++++ Extracted entries

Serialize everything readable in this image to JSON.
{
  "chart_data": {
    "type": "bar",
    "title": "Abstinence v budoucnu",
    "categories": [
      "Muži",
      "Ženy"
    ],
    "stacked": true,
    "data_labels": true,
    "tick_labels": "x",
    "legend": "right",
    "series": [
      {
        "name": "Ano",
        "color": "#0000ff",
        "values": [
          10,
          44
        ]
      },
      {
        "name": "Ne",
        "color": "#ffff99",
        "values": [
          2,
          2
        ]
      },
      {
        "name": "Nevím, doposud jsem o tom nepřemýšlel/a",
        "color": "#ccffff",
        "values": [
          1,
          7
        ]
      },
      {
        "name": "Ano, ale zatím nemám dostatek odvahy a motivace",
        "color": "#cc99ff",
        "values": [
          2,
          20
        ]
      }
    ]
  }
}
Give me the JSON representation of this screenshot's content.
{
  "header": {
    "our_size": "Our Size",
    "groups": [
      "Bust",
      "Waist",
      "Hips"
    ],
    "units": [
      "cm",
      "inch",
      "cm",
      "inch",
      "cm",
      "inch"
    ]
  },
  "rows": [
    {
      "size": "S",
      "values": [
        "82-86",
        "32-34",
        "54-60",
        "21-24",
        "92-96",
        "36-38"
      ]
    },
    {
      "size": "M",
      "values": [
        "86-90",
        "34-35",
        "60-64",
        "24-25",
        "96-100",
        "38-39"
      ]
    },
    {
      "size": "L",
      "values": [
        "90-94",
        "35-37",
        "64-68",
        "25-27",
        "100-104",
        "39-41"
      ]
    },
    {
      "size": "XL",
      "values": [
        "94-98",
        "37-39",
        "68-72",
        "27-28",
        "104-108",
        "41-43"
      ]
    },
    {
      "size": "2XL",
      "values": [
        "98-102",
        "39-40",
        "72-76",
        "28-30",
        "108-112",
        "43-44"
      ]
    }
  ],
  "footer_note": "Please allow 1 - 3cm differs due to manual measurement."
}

++++++++

### Aim
Reproduce the material above, every line of it, exactly.

### Task solution
Serialize everything readable in this image to JSON.
{
  "chart_data": {
    "type": "bar",
    "title": "Abstinence v budoucnu",
    "categories": [
      "Muži",
      "Ženy"
    ],
    "stacked": true,
    "data_labels": true,
    "tick_labels": "x",
    "legend": "right",
    "series": [
      {
        "name": "Ano",
        "color": "#0000ff",
        "values": [
          10,
          44
        ]
      },
      {
        "name": "Ne",
        "color": "#ffff99",
        "values": [
          2,
          2
        ]
      },
      {
        "name": "Nevím, doposud jsem o tom nepřemýšlel/a",
        "color": "#ccffff",
        "values": [
          1,
          7
        ]
      },
      {
        "name": "Ano, ale zatím nemám dostatek odvahy a motivace",
        "color": "#cc99ff",
        "values": [
          2,
          20
        ]
      }
    ]
  }
}
Give me the JSON representation of this screenshot's content.
{
  "header": {
    "our_size": "Our Size",
    "groups": [
      "Bust",
      "Waist",
      "Hips"
    ],
    "units": [
      "cm",
      "inch",
      "cm",
      "inch",
      "cm",
      "inch"
    ]
  },
  "rows": [
    {
      "size": "S",
      "values": [
        "82-86",
        "32-34",
        "54-60",
        "21-24",
        "92-96",
        "36-38"
      ]
    },
    {
      "size": "M",
      "values": [
        "86-90",
        "34-35",
        "60-64",
        "24-25",
        "96-100",
        "38-39"
      ]
    },
    {
      "size": "L",
      "values": [
        "90-94",
        "35-37",
        "64-68",
        "25-27",
        "100-104",
        "39-41"
      ]
    },
    {
      "size": "XL",
      "values": [
        "94-98",
        "37-39",
        "68-72",
        "27-28",
        "104-108",
        "41-43"
      ]
    },
    {
      "size": "2XL",
      "values": [
        "98-102",
        "39-40",
        "72-76",
        "28-30",
        "108-112",
        "43-44"
      ]
    }
  ],
  "footer_note": "Please allow 1 - 3cm differs due to manual measurement."
}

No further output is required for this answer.